### Exercise requirements:
- a) In the article on modern abstract art below, how many layers of paint can each of Kessler's pieces contain?
- b) Decide whether each statement agrees with the article on modern abstract art below: (i) Kessler works in cool, muted tones. (ii) Smith grew up in a rural farm community. (iii) Dr. Vern Swanson is with the Springville Museum of Art. Answer yes or no for each and quote the words that decide it.

### Text to read:
-- BEGIN --

By Laura Jackson
Art has the power to reach audiences in a way that words cannot.
Communicating through a language of color, line and form, abstract artists are not even bound by the need to create realistic representations of their subject. The intrigue of modern abstract art comes with the viewer’s ability to participate in the process. It’s not about what it’s supposed to look like, but rather how it makes you feel, and how you interpret the raw emotion behind an artist’s work.
Expressing Artistic Freedom
Gallery Mar, Michael Kessler
Part of understanding an ever-growing fascination with modern abstract art involves getting just a glimpse of what goes into the creative process. Always exploring the boundaries of his medium, each of Kessler’s pieces consists of as many as 50 micro-thin layers of translucent and transparent acrylic paint, adding up to an amazing array of textures and colors. “Through the language of abstract art, I’m trying to convey the kind of awe-inspiring and rejuvenating feeling nature provides best,” said Kessler. Using warm, welcoming earth tones, Kessler invites viewers to envision organic elements such as mountains, rivers and sky, all within the framework of captivating geometric designs. He describes his artistic expression as a painterly “tai-chi” creating lines of energy and transformation.
Mountain Trails Gallery, Gary Ernest Smith
Using striking form and color to show beauty in the fundamental simplicity of his subjects, Smith draws upon the values of discipline and self-reliance he learned growing up in a rural farm community, as well as a deep respect for his natural surroundings. Smith explains how bold form and color, “melds the style and subject into a symbolic visual language…” Dr. Vern Swanson of the Springville Museum of Art, describes this accomplished Utah artist as “constantly seeking his ends through stylistic experiment.”

-- END --

### Raw data:

-- BEGIN --

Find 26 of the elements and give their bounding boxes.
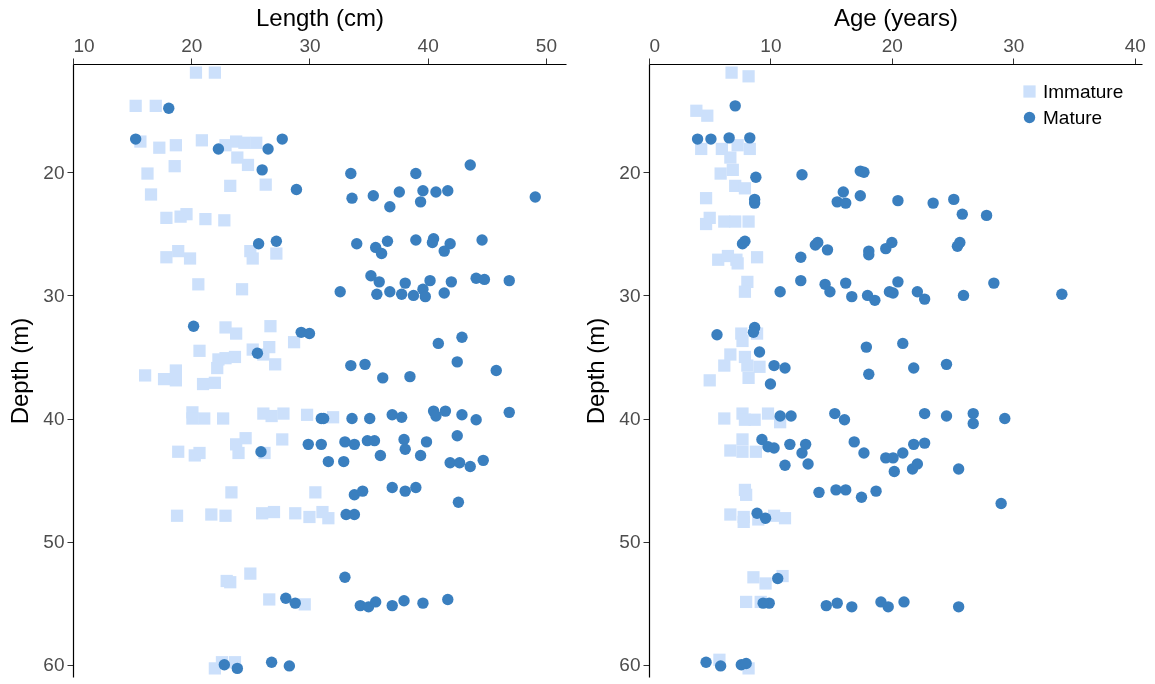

-- END --

### Answers per task:
- a) Each piece can have as many as 50 micro-thin layers of translucent and transparent acrylic paint.

- b)
(i) No: "Using warm, welcoming earth tones"
(ii) Yes: "he learned growing up in a rural farm community"
(iii) Yes: "Dr. Vern Swanson of the Springville Museum of Art"